Your task is to repeat the entries exactly. Leave the pictures out.

--- START OF MATERIAL PROVIDED ---

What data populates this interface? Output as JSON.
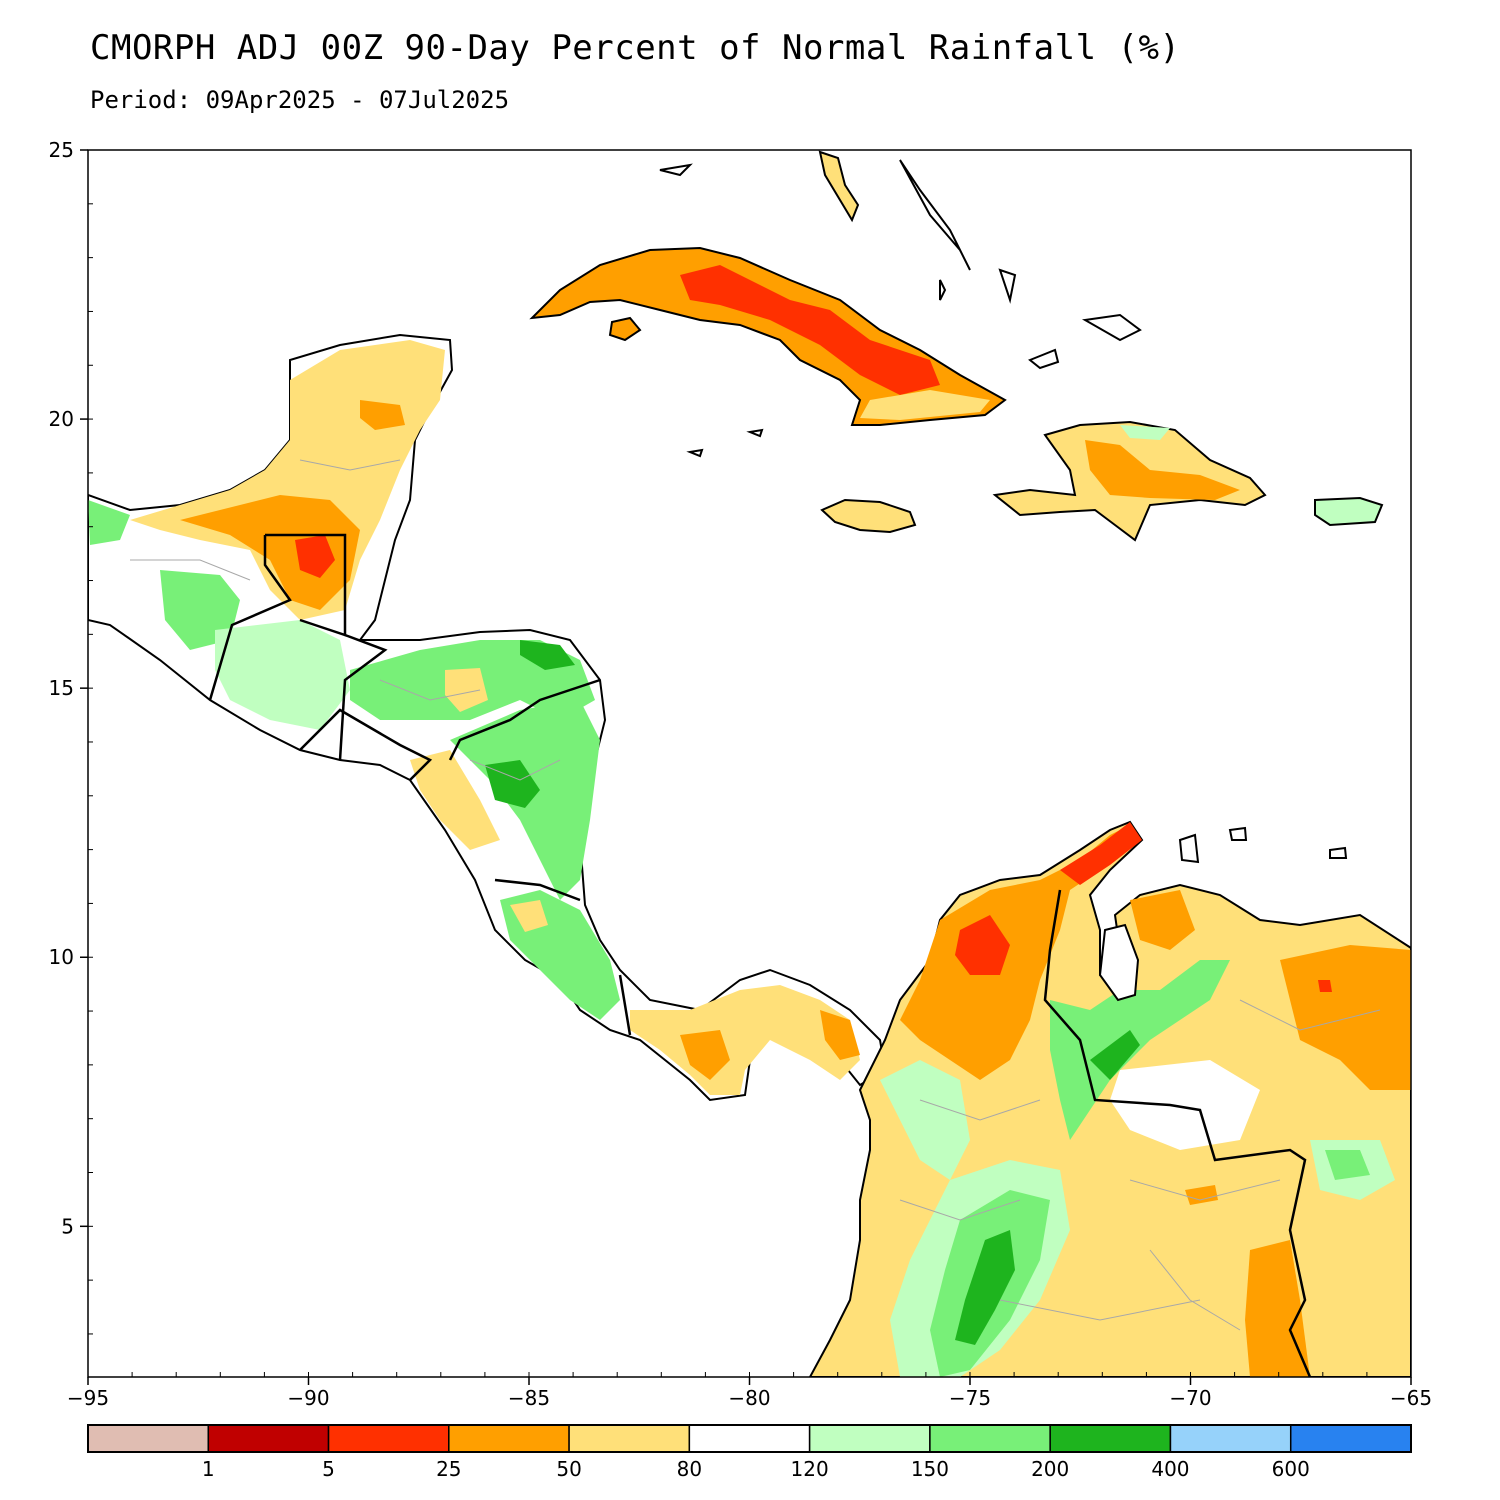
{
  "title": "CMORPH ADJ 00Z 90-Day Percent of Normal Rainfall (%)",
  "subtitle": "Period: 09Apr2025 - 07Jul2025",
  "map": {
    "lon_range": [
      -95,
      -65
    ],
    "lat_range": [
      2.2,
      25
    ],
    "x_ticks": [
      -95,
      -90,
      -85,
      -80,
      -75,
      -70,
      -65
    ],
    "x_tick_labels": [
      "−95",
      "−90",
      "−85",
      "−80",
      "−75",
      "−70",
      "−65"
    ],
    "y_ticks": [
      5,
      10,
      15,
      20,
      25
    ],
    "y_tick_labels": [
      "5",
      "10",
      "15",
      "20",
      "25"
    ]
  },
  "colors": {
    "c0": "#e0bdb2",
    "c1": "#c00000",
    "c5": "#ff3000",
    "c25": "#ff9f00",
    "c50": "#ffe079",
    "c80": "#ffffff",
    "c120": "#c0ffc0",
    "c150": "#78f078",
    "c200": "#1eb41e",
    "c400": "#96d2fa",
    "c600": "#2882f0"
  },
  "colorbar": {
    "colors": [
      "#e0bdb2",
      "#c00000",
      "#ff3000",
      "#ff9f00",
      "#ffe079",
      "#ffffff",
      "#c0ffc0",
      "#78f078",
      "#1eb41e",
      "#96d2fa",
      "#2882f0"
    ],
    "labels": [
      "1",
      "5",
      "25",
      "50",
      "80",
      "120",
      "150",
      "200",
      "400",
      "600"
    ]
  }
}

--- END OF MATERIAL PROVIDED ---

RESPONSE ::
What data populates this interface? Output as JSON.
{
  "title": "CMORPH ADJ 00Z 90-Day Percent of Normal Rainfall (%)",
  "subtitle": "Period: 09Apr2025 - 07Jul2025",
  "map": {
    "lon_range": [
      -95,
      -65
    ],
    "lat_range": [
      2.2,
      25
    ],
    "x_ticks": [
      -95,
      -90,
      -85,
      -80,
      -75,
      -70,
      -65
    ],
    "x_tick_labels": [
      "−95",
      "−90",
      "−85",
      "−80",
      "−75",
      "−70",
      "−65"
    ],
    "y_ticks": [
      5,
      10,
      15,
      20,
      25
    ],
    "y_tick_labels": [
      "5",
      "10",
      "15",
      "20",
      "25"
    ]
  },
  "colors": {
    "c0": "#e0bdb2",
    "c1": "#c00000",
    "c5": "#ff3000",
    "c25": "#ff9f00",
    "c50": "#ffe079",
    "c80": "#ffffff",
    "c120": "#c0ffc0",
    "c150": "#78f078",
    "c200": "#1eb41e",
    "c400": "#96d2fa",
    "c600": "#2882f0"
  },
  "colorbar": {
    "colors": [
      "#e0bdb2",
      "#c00000",
      "#ff3000",
      "#ff9f00",
      "#ffe079",
      "#ffffff",
      "#c0ffc0",
      "#78f078",
      "#1eb41e",
      "#96d2fa",
      "#2882f0"
    ],
    "labels": [
      "1",
      "5",
      "25",
      "50",
      "80",
      "120",
      "150",
      "200",
      "400",
      "600"
    ]
  }
}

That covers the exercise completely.